Work required - Count how many lines contain "GmbH" and reply with that number only.

---*---

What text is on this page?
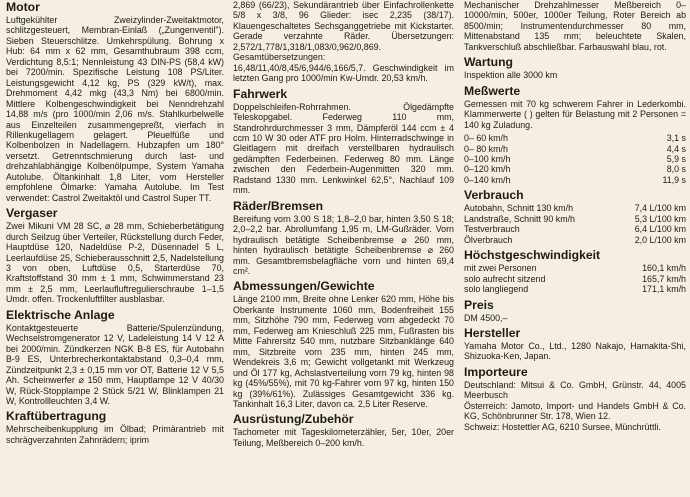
Motor

Luftgekühlter Zweizylinder-Zweitaktmotor, schlitzgesteuert, Membran-Einlaß („Zungenventil"). Sieben Steuerschlitze. Umkehrspülung. Bohrung x Hub: 64 mm x 62 mm, Gesamthubraum 398 ccm, Verdichtung 8,5:1; Nennleistung 43 DIN-PS (58,4 kW) bei 7200/min. Spezifische Leistung 108 PS/Liter. Leistungsgewicht 4,12 kg, PS (329 kW/t), max. Drehmoment 4,42 mkg (43,3 Nm) bei 6800/min. Mittlere Kolbengeschwindigkeit bei Nenndrehzahl 14,88 m/s (pro 1000/min 2,06 m/s. Stahlkurbelwelle aus Einzelteilen zusammengepreßt, vierfach in Rillenkugellagern gelagert. Pleuelfüße und Kolbenbolzen in Nadellagern. Hubzapfen um 180° versetzt. Getrenntschmierung durch last- und drehzahlabhängige Kolbenölpumpe, System Yamaha Autolube. Öltankinhalt 1,8 Liter, vom Hersteller empfohlene Ölmarke: Yamaha Autolube. Im Test verwendet: Castrol Zweitaktöl und Castrol Super TT.

Vergaser

Zwei Mikuni VM 28 SC, ⌀ 28 mm, Schieberbetätigung durch Seilzug über Verteiler, Rückstellung durch Feder, Hauptdüse 120, Nadeldüse P-2, Düsennadel 5 L, Leerlaufdüse 25, Schieberausschnitt 2,5, Nadelstellung 3 von oben, Luftdüse 0,5, Starterdüse 70, Kraftstoffstand 30 mm ± 1 mm, Schwimmerstand 23 mm ± 2,5 mm, Leerlaufluftregulierschraube 1–1,5 Umdr. offen. Trockenluftfilter ausblasbar.

Elektrische Anlage

Kontaktgesteuerte Batterie/Spulenzündung, Wechselstromgenerator 12 V, Ladeleistung 14 V 12 A bei 2000/min. Zündkerzen NGK B-8 ES, für Autobahn B-9 ES, Unterbrecherkontaktabstand 0,3–0,4 mm, Zündzeitpunkt 2,3 ± 0,15 mm vor OT, Batterie 12 V 5,5 Ah. Scheinwerfer ⌀ 150 mm, Hauptlampe 12 V 40/30 W, Rück-Stopplampe 2 Stück 5/21 W, Blinklampen 21 W, Kontrollleuchten 3,4 W.

Kraftübertragung

Mehrscheibenkupplung im Ölbad; Primärantrieb mit schrägverzahnten Zahnrädern; iprim

2,869 (66/23), Sekundärantrieb über Einfachrollenkette 5/8 x 3/8, 96 Glieder: isec 2,235 (38/17). Klauengeschaltetes Sechsganggetriebe mit Kickstarter. Gerade verzahnte Räder. Übersetzungen: 2,572/1,778/1,318/1,083/0,962/0,869. Gesamtübersetzungen: 16,48/11,40/8,45/6,944/6,166/5,7. Geschwindigkeit im letzten Gang pro 1000/min Kw-Umdr. 20,53 km/h.

Fahrwerk

Doppelschleifen-Rohrrahmen. Ölgedämpfte Teleskopgabel. Federweg 110 mm, Standrohrdurchmesser 3 mm, Dämpferöl 144 ccm ± 4 ccm 10 W 30 oder ATF pro Holm. Hinterradschwinge in Gleitlagern mit dreifach verstellbaren hydraulisch gedämpften Federbeinen. Federweg 80 mm. Länge zwischen den Federbein-Augenmitten 320 mm. Radstand 1330 mm. Lenkwinkel 62,5°, Nachlauf 109 mm.

Räder/Bremsen

Bereifung vorn 3.00 S 18; 1,8–2,0 bar, hinten 3,50 S 18; 2,0–2,2 bar. Abrollumfang 1,95 m, LM-Gußräder. Vorn hydraulisch betätigte Scheibenbremse ⌀ 260 mm, hinten hydraulisch betätigte Scheibenbremse ⌀ 260 mm. Gesamtbremsbelagfläche vorn und hinten 69,4 cm².

Abmessungen/Gewichte

Länge 2100 mm, Breite ohne Lenker 620 mm, Höhe bis Oberkante Instrumente 1060 mm, Bodenfreiheit 155 mm, Sitzhöhe 790 mm, Federweg vorn abgedeckt 70 mm, Federweg am Knieschluß 225 mm, Fußrasten bis Mitte Fahrersitz 540 mm, nutzbare Sitzbanklänge 640 mm, Sitzbreite vorn 235 mm, hinten 245 mm, Wendekreis 3,6 m; Gewicht vollgetankt mit Werkzeug und Öl 177 kg, Achslastverteilung vorn 79 kg, hinten 98 kg (45%/55%), mit 70 kg-Fahrer vorn 97 kg, hinten 150 kg (39%/61%). Zulässiges Gesamtgewicht 336 kg. Tankinhalt 16,3 Liter, davon ca. 2,5 Liter Reserve.

Ausrüstung/Zubehör

Tachometer mit Tageskilometerzähler, 5er, 10er, 20er Teilung, Meßbereich 0–200 km/h.

Mechanischer Drehzahlmesser Meßbereich 0–10000/min, 500er, 1000er Teilung, Roter Bereich ab 8500/min; Instrumentendurchmesser 80 mm, Mittenabstand 135 mm; beleuchtete Skalen, Tankverschluß abschließbar. Farbauswahl blau, rot.

Wartung

Inspektion alle 3000 km

Meßwerte

Gemessen mit 70 kg schwerem Fahrer in Lederkombi. Klammerwerte ( ) gelten für Belastung mit 2 Personen = 140 kg Zuladung.

0– 60 km/h	3,1 s
0– 80 km/h	4,4 s
0–100 km/h	5,9 s
0–120 km/h	8,0 s
0–140 km/h	11,9 s
Verbrauch
Autobahn, Schnitt 130 km/h	7,4 L/100 km
Landstraße, Schnitt 90 km/h	5,3 L/100 km
Testverbrauch	6,4 L/100 km
Ölverbrauch	2,0 L/100 km
Höchstgeschwindigkeit
mit zwei Personen	160,1 km/h
solo aufrecht sitzend	165,7 km/h
solo langliegend	171,1 km/h
Preis

DM 4500,–

Hersteller

Yamaha Motor Co., Ltd., 1280 Nakajo, Hamakita-Shi, Shizuoka-Ken, Japan.

Importeure

Deutschland: Mitsui & Co. GmbH, Grünstr. 44, 4005 Meerbusch

Österreich: Jamoto, Import- und Handels GmbH & Co. KG, Schönbrunner Str. 178, Wien 12.

Schweiz: Hostettler AG, 6210 Sursee, Münchrüttli.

---*---

Expected answer - 2